- What to produce
Pull every line with the word "выполнение" out of the entries below.

-------- Dataset content

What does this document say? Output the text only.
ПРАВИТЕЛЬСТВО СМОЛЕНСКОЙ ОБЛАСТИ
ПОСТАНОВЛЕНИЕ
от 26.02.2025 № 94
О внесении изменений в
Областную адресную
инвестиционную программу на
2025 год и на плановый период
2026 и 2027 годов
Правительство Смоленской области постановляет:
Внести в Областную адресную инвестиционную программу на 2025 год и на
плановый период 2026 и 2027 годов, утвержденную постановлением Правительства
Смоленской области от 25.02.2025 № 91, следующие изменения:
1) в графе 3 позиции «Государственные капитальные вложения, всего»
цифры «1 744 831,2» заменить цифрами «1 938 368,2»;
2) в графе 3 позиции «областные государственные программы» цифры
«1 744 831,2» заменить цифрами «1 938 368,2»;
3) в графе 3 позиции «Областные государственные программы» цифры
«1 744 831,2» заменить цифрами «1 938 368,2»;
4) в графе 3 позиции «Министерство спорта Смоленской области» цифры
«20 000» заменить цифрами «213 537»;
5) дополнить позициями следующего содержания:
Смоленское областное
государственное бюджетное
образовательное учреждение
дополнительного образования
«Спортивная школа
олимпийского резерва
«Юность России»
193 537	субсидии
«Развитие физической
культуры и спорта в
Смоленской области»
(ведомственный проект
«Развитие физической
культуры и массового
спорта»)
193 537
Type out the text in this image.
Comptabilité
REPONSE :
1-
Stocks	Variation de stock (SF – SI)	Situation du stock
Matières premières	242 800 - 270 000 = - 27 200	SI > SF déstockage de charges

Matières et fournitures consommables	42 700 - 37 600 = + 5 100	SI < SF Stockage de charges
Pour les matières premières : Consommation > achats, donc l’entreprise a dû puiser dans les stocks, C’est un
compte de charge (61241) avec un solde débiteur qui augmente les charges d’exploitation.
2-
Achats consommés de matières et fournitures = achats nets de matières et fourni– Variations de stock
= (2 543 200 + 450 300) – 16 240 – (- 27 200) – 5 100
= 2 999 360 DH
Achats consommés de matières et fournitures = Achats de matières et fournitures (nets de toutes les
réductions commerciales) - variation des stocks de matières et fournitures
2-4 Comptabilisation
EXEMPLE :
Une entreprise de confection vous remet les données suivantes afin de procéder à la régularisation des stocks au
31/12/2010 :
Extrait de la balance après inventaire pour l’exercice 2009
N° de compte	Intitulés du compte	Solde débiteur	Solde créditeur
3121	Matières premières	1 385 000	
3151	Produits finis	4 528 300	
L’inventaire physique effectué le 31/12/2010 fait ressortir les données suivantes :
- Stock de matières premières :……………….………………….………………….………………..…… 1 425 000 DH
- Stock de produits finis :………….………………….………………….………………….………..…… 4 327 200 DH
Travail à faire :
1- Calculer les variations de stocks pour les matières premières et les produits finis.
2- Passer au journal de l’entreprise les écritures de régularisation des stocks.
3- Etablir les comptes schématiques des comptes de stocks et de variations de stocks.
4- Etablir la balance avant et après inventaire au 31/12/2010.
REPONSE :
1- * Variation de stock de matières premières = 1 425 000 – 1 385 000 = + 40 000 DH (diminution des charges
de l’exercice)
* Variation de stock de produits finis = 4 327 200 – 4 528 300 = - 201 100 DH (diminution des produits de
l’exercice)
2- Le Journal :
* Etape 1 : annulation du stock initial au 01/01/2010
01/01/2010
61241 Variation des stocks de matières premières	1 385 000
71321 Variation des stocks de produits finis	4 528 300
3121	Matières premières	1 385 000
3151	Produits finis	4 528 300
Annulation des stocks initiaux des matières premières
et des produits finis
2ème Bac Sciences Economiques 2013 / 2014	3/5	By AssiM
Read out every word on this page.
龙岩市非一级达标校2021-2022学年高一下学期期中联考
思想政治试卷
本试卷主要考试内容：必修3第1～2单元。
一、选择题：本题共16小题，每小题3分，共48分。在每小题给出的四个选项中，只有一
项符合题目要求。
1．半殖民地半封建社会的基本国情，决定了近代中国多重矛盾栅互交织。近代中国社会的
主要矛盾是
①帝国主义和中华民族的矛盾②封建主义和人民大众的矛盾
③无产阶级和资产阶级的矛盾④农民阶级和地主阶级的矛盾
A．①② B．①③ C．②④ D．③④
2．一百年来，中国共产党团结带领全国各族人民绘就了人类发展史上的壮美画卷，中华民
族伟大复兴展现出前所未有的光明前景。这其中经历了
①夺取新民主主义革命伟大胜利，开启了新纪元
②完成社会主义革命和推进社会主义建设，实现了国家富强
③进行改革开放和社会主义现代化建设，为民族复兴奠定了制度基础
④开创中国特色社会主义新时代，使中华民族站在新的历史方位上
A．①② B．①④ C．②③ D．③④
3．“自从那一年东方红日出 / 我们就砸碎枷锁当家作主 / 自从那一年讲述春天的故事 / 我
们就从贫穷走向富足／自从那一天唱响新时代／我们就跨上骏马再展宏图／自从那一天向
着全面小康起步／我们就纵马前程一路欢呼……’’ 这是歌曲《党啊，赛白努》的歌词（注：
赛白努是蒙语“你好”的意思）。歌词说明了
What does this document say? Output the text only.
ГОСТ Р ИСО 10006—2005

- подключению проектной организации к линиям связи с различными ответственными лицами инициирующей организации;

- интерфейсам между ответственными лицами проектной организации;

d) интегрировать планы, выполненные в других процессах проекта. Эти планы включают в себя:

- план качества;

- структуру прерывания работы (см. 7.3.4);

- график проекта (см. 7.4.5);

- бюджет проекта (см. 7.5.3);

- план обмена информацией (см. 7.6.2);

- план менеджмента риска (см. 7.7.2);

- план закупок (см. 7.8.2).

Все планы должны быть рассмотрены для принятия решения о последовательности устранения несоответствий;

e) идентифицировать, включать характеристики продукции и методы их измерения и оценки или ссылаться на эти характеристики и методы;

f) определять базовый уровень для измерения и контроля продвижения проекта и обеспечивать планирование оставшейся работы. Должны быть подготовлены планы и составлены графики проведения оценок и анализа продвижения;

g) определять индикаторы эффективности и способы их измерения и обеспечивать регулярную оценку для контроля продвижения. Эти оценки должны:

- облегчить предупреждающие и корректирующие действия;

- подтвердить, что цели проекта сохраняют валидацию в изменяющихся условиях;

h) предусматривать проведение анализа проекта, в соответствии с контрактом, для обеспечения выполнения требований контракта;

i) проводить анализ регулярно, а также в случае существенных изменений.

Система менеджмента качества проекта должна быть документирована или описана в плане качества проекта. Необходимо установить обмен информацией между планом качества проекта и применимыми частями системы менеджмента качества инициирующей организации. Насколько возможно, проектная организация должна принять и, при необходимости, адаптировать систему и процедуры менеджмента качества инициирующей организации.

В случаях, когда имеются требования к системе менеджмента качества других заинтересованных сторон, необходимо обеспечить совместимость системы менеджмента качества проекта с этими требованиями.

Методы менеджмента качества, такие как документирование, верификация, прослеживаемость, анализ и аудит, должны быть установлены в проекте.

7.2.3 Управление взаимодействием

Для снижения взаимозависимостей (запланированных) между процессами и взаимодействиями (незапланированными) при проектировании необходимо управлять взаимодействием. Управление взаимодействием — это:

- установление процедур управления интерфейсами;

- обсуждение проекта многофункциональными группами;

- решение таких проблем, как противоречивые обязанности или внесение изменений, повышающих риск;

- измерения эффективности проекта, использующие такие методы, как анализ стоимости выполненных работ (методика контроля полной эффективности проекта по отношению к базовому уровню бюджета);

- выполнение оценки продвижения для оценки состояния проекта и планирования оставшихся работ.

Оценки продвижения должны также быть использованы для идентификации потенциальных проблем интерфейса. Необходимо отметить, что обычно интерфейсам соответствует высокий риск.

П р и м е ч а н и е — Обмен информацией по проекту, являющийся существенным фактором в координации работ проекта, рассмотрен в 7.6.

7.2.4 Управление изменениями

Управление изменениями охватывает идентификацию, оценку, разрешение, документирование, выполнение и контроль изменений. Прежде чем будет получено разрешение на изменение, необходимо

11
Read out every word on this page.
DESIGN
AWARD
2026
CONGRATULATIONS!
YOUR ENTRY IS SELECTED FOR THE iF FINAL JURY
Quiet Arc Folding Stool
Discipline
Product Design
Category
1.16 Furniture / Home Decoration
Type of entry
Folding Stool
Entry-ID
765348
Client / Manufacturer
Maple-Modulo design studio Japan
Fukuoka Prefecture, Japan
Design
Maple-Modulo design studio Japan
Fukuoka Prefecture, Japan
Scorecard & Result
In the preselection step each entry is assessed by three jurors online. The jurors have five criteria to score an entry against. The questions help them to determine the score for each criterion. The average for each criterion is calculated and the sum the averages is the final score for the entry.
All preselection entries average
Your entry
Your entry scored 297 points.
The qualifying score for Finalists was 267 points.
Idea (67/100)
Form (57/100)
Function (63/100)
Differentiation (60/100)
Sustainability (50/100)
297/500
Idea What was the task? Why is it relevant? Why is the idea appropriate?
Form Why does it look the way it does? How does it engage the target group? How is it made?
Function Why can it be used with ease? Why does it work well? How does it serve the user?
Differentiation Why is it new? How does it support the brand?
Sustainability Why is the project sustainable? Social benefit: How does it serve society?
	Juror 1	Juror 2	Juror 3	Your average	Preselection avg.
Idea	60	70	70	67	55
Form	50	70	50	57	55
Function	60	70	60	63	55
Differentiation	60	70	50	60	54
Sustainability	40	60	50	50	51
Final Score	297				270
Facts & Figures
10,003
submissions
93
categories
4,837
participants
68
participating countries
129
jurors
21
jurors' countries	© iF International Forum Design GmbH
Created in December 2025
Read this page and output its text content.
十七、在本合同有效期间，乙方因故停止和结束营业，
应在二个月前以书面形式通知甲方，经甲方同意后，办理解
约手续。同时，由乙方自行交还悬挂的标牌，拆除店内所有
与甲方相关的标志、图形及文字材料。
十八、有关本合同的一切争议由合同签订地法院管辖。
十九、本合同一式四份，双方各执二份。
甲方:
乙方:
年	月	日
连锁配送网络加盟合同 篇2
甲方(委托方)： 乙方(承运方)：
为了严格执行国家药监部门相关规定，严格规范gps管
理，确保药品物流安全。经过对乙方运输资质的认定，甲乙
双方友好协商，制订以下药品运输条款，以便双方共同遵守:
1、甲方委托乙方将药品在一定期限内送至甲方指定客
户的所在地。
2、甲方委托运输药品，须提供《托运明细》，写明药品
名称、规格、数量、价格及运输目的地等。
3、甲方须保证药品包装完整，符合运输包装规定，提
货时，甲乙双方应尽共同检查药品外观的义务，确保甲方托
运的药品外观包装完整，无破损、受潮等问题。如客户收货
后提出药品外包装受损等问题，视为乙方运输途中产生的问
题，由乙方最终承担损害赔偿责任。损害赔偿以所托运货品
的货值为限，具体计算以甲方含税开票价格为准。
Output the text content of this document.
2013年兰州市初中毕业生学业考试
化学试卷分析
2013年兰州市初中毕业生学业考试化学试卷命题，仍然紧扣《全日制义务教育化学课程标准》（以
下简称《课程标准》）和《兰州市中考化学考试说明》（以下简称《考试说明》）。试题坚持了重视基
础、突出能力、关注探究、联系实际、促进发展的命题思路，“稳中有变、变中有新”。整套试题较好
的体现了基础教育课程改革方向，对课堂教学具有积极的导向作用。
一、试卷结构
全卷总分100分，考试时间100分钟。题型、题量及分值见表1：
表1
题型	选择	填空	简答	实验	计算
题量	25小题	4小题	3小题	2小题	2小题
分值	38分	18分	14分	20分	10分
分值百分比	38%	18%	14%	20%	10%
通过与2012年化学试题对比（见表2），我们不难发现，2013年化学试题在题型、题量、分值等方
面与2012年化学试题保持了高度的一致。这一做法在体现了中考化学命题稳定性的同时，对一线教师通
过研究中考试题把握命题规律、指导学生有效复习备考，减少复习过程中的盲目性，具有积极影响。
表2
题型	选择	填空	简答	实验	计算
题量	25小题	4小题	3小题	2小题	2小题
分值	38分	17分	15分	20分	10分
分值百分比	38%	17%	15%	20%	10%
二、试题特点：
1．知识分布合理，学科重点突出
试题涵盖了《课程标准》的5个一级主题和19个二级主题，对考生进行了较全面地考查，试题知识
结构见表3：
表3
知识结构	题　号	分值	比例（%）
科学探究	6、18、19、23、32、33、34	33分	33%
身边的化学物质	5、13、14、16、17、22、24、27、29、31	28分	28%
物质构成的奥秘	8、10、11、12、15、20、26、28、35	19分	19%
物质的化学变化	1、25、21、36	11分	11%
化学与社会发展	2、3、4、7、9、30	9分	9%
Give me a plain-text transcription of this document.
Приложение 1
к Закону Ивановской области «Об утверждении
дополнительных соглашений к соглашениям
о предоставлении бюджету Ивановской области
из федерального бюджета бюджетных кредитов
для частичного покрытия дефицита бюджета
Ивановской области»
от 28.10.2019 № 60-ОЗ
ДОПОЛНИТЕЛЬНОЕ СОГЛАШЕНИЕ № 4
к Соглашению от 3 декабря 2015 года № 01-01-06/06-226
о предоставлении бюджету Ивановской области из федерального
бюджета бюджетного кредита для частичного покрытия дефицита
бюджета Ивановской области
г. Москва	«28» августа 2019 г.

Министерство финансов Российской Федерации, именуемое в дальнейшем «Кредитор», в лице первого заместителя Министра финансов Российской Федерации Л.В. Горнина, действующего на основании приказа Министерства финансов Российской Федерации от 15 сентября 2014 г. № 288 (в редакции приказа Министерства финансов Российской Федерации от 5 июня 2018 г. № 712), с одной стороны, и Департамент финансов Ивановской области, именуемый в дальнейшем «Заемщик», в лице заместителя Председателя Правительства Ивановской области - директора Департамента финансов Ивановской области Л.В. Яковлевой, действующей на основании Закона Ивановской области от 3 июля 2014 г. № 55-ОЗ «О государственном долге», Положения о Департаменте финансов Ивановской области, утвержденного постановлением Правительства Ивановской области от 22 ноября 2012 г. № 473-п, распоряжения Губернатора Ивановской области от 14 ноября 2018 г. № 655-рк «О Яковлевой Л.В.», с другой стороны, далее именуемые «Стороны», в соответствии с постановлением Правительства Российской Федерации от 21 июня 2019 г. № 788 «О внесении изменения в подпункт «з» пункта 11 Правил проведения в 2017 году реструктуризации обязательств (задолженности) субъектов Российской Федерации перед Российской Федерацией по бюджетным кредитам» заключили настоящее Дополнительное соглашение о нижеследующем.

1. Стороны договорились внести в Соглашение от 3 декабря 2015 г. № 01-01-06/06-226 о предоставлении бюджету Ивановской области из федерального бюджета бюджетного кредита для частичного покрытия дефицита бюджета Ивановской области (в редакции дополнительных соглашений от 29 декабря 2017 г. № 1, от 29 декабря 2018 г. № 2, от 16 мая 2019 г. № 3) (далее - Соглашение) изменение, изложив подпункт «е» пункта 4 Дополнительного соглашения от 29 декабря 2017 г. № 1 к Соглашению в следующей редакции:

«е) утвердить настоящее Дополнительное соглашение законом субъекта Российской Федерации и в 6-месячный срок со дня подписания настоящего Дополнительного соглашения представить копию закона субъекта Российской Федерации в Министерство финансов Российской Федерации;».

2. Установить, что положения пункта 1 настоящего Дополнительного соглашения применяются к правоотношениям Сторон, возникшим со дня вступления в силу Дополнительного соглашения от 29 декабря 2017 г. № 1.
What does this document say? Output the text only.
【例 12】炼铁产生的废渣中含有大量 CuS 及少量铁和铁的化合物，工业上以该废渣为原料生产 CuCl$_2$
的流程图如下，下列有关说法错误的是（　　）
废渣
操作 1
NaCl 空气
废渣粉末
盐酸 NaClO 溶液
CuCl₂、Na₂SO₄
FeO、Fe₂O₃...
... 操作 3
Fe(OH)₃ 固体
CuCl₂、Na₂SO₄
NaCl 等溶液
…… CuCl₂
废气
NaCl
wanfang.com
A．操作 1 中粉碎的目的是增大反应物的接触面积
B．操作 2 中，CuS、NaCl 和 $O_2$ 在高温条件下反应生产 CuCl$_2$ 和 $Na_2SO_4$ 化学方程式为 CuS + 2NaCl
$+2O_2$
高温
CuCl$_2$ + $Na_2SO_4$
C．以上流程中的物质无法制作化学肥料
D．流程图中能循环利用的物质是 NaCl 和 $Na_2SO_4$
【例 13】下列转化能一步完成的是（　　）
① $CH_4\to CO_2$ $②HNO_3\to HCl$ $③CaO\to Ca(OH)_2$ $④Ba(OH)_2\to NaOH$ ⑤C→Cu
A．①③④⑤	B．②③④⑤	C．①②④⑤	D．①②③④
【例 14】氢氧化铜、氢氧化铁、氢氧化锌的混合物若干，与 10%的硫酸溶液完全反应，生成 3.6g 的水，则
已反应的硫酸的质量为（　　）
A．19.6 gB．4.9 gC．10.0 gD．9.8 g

----------------

- Solution to this problem
- выполнение оценки продвижения для оценки состояния проекта и планирования оставшихся работ.
Управление изменениями охватывает идентификацию, оценку, разрешение, документирование, выполнение и контроль изменений. Прежде чем будет получено разрешение на изменение, необходимо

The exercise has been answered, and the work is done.